*TASK INSTRUCTIONS*:
Repeat the material in full. Keep every line exactly as it is.

┄┄┄┄┄┄

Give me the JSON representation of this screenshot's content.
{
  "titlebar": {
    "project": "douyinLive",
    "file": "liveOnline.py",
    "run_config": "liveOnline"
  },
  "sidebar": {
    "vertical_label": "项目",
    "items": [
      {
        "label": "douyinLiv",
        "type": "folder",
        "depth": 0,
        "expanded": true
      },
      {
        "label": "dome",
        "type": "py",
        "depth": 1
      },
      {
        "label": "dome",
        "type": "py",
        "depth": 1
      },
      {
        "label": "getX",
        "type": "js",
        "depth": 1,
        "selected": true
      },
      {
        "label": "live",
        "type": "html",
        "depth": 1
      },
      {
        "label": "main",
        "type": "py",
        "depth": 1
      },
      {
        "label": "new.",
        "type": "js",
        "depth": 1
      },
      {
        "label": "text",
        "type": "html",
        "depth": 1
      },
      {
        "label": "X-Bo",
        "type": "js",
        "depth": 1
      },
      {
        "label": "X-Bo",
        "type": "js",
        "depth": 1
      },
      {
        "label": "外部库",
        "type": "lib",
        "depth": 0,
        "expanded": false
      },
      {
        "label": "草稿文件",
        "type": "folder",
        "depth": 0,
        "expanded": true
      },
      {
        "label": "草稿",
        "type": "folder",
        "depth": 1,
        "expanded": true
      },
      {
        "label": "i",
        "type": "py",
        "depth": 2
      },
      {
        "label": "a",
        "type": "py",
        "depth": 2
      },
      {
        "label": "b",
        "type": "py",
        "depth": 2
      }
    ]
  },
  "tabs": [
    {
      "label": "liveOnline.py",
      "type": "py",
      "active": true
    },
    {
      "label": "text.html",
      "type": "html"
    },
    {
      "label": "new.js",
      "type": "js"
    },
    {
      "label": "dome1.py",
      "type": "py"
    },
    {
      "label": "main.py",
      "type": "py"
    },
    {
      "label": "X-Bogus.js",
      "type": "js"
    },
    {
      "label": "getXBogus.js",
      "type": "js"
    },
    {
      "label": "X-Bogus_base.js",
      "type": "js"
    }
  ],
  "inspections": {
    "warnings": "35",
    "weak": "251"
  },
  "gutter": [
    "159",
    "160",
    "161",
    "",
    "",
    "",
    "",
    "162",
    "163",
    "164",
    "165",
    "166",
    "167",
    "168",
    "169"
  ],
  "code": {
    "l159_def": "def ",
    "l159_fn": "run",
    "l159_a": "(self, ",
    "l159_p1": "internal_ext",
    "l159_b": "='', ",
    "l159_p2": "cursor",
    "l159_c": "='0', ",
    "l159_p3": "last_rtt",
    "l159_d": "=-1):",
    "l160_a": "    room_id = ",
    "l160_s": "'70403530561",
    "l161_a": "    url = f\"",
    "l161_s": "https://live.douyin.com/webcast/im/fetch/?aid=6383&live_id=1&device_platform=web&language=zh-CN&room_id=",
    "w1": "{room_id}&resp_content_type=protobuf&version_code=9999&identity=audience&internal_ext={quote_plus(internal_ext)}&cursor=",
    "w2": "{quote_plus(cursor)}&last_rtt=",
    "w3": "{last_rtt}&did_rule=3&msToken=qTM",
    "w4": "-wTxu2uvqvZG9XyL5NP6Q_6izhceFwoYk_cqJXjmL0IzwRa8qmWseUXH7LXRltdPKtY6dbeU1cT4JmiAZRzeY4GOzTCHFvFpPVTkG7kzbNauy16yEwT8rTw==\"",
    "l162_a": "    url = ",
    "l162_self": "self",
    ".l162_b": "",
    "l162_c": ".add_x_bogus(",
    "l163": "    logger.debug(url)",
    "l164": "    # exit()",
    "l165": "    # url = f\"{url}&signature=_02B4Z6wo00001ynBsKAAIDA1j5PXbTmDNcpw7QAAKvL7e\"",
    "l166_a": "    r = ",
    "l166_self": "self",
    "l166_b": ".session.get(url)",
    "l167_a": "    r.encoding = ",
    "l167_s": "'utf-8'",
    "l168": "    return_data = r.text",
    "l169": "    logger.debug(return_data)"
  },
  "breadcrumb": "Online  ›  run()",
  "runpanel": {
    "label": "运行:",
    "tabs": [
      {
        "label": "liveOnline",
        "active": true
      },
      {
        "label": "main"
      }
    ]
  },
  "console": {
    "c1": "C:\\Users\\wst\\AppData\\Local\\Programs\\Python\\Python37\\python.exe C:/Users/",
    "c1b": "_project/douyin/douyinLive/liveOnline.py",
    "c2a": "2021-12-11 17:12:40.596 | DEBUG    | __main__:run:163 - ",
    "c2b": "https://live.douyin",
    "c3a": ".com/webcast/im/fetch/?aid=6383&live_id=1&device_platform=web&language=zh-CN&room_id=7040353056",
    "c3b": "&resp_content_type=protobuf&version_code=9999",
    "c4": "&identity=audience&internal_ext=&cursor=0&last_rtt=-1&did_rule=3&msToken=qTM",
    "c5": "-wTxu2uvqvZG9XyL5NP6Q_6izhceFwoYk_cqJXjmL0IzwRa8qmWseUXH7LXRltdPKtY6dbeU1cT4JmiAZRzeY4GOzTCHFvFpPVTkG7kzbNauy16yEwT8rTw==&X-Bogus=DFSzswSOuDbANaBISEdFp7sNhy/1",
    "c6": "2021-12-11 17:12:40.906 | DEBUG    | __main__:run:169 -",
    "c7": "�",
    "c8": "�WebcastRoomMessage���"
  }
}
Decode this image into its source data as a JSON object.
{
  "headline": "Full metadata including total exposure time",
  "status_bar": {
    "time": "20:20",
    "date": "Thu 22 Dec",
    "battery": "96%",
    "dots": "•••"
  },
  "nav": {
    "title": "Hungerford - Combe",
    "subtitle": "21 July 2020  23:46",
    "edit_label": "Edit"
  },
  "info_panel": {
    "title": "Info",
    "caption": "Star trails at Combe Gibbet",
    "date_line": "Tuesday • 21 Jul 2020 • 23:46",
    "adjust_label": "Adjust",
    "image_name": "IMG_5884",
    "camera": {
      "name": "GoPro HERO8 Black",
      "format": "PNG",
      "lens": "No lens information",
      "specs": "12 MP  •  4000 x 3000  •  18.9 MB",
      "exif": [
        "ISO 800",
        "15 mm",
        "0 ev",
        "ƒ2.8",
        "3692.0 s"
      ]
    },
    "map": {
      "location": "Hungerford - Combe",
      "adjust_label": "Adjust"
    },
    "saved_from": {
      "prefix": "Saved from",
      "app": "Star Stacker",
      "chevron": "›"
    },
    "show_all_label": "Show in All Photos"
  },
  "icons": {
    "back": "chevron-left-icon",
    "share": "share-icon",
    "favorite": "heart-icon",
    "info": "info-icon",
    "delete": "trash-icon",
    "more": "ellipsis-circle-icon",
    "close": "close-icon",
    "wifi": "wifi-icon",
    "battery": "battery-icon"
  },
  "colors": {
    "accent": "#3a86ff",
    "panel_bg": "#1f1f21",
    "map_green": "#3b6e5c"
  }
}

┄┄┄┄┄┄

*FINISHED EXERCISE*:
Give me the JSON representation of this screenshot's content.
{
  "titlebar": {
    "project": "douyinLive",
    "file": "liveOnline.py",
    "run_config": "liveOnline"
  },
  "sidebar": {
    "vertical_label": "项目",
    "items": [
      {
        "label": "douyinLiv",
        "type": "folder",
        "depth": 0,
        "expanded": true
      },
      {
        "label": "dome",
        "type": "py",
        "depth": 1
      },
      {
        "label": "dome",
        "type": "py",
        "depth": 1
      },
      {
        "label": "getX",
        "type": "js",
        "depth": 1,
        "selected": true
      },
      {
        "label": "live",
        "type": "html",
        "depth": 1
      },
      {
        "label": "main",
        "type": "py",
        "depth": 1
      },
      {
        "label": "new.",
        "type": "js",
        "depth": 1
      },
      {
        "label": "text",
        "type": "html",
        "depth": 1
      },
      {
        "label": "X-Bo",
        "type": "js",
        "depth": 1
      },
      {
        "label": "X-Bo",
        "type": "js",
        "depth": 1
      },
      {
        "label": "外部库",
        "type": "lib",
        "depth": 0,
        "expanded": false
      },
      {
        "label": "草稿文件",
        "type": "folder",
        "depth": 0,
        "expanded": true
      },
      {
        "label": "草稿",
        "type": "folder",
        "depth": 1,
        "expanded": true
      },
      {
        "label": "i",
        "type": "py",
        "depth": 2
      },
      {
        "label": "a",
        "type": "py",
        "depth": 2
      },
      {
        "label": "b",
        "type": "py",
        "depth": 2
      }
    ]
  },
  "tabs": [
    {
      "label": "liveOnline.py",
      "type": "py",
      "active": true
    },
    {
      "label": "text.html",
      "type": "html"
    },
    {
      "label": "new.js",
      "type": "js"
    },
    {
      "label": "dome1.py",
      "type": "py"
    },
    {
      "label": "main.py",
      "type": "py"
    },
    {
      "label": "X-Bogus.js",
      "type": "js"
    },
    {
      "label": "getXBogus.js",
      "type": "js"
    },
    {
      "label": "X-Bogus_base.js",
      "type": "js"
    }
  ],
  "inspections": {
    "warnings": "35",
    "weak": "251"
  },
  "gutter": [
    "159",
    "160",
    "161",
    "",
    "",
    "",
    "",
    "162",
    "163",
    "164",
    "165",
    "166",
    "167",
    "168",
    "169"
  ],
  "code": {
    "l159_def": "def ",
    "l159_fn": "run",
    "l159_a": "(self, ",
    "l159_p1": "internal_ext",
    "l159_b": "='', ",
    "l159_p2": "cursor",
    "l159_c": "='0', ",
    "l159_p3": "last_rtt",
    "l159_d": "=-1):",
    "l160_a": "    room_id = ",
    "l160_s": "'70403530561",
    "l161_a": "    url = f\"",
    "l161_s": "https://live.douyin.com/webcast/im/fetch/?aid=6383&live_id=1&device_platform=web&language=zh-CN&room_id=",
    "w1": "{room_id}&resp_content_type=protobuf&version_code=9999&identity=audience&internal_ext={quote_plus(internal_ext)}&cursor=",
    "w2": "{quote_plus(cursor)}&last_rtt=",
    "w3": "{last_rtt}&did_rule=3&msToken=qTM",
    "w4": "-wTxu2uvqvZG9XyL5NP6Q_6izhceFwoYk_cqJXjmL0IzwRa8qmWseUXH7LXRltdPKtY6dbeU1cT4JmiAZRzeY4GOzTCHFvFpPVTkG7kzbNauy16yEwT8rTw==\"",
    "l162_a": "    url = ",
    "l162_self": "self",
    ".l162_b": "",
    "l162_c": ".add_x_bogus(",
    "l163": "    logger.debug(url)",
    "l164": "    # exit()",
    "l165": "    # url = f\"{url}&signature=_02B4Z6wo00001ynBsKAAIDA1j5PXbTmDNcpw7QAAKvL7e\"",
    "l166_a": "    r = ",
    "l166_self": "self",
    "l166_b": ".session.get(url)",
    "l167_a": "    r.encoding = ",
    "l167_s": "'utf-8'",
    "l168": "    return_data = r.text",
    "l169": "    logger.debug(return_data)"
  },
  "breadcrumb": "Online  ›  run()",
  "runpanel": {
    "label": "运行:",
    "tabs": [
      {
        "label": "liveOnline",
        "active": true
      },
      {
        "label": "main"
      }
    ]
  },
  "console": {
    "c1": "C:\\Users\\wst\\AppData\\Local\\Programs\\Python\\Python37\\python.exe C:/Users/",
    "c1b": "_project/douyin/douyinLive/liveOnline.py",
    "c2a": "2021-12-11 17:12:40.596 | DEBUG    | __main__:run:163 - ",
    "c2b": "https://live.douyin",
    "c3a": ".com/webcast/im/fetch/?aid=6383&live_id=1&device_platform=web&language=zh-CN&room_id=7040353056",
    "c3b": "&resp_content_type=protobuf&version_code=9999",
    "c4": "&identity=audience&internal_ext=&cursor=0&last_rtt=-1&did_rule=3&msToken=qTM",
    "c5": "-wTxu2uvqvZG9XyL5NP6Q_6izhceFwoYk_cqJXjmL0IzwRa8qmWseUXH7LXRltdPKtY6dbeU1cT4JmiAZRzeY4GOzTCHFvFpPVTkG7kzbNauy16yEwT8rTw==&X-Bogus=DFSzswSOuDbANaBISEdFp7sNhy/1",
    "c6": "2021-12-11 17:12:40.906 | DEBUG    | __main__:run:169 -",
    "c7": "�",
    "c8": "�WebcastRoomMessage���"
  }
}
Decode this image into its source data as a JSON object.
{
  "headline": "Full metadata including total exposure time",
  "status_bar": {
    "time": "20:20",
    "date": "Thu 22 Dec",
    "battery": "96%",
    "dots": "•••"
  },
  "nav": {
    "title": "Hungerford - Combe",
    "subtitle": "21 July 2020  23:46",
    "edit_label": "Edit"
  },
  "info_panel": {
    "title": "Info",
    "caption": "Star trails at Combe Gibbet",
    "date_line": "Tuesday • 21 Jul 2020 • 23:46",
    "adjust_label": "Adjust",
    "image_name": "IMG_5884",
    "camera": {
      "name": "GoPro HERO8 Black",
      "format": "PNG",
      "lens": "No lens information",
      "specs": "12 MP  •  4000 x 3000  •  18.9 MB",
      "exif": [
        "ISO 800",
        "15 mm",
        "0 ev",
        "ƒ2.8",
        "3692.0 s"
      ]
    },
    "map": {
      "location": "Hungerford - Combe",
      "adjust_label": "Adjust"
    },
    "saved_from": {
      "prefix": "Saved from",
      "app": "Star Stacker",
      "chevron": "›"
    },
    "show_all_label": "Show in All Photos"
  },
  "icons": {
    "back": "chevron-left-icon",
    "share": "share-icon",
    "favorite": "heart-icon",
    "info": "info-icon",
    "delete": "trash-icon",
    "more": "ellipsis-circle-icon",
    "close": "close-icon",
    "wifi": "wifi-icon",
    "battery": "battery-icon"
  },
  "colors": {
    "accent": "#3a86ff",
    "panel_bg": "#1f1f21",
    "map_green": "#3b6e5c"
  }
}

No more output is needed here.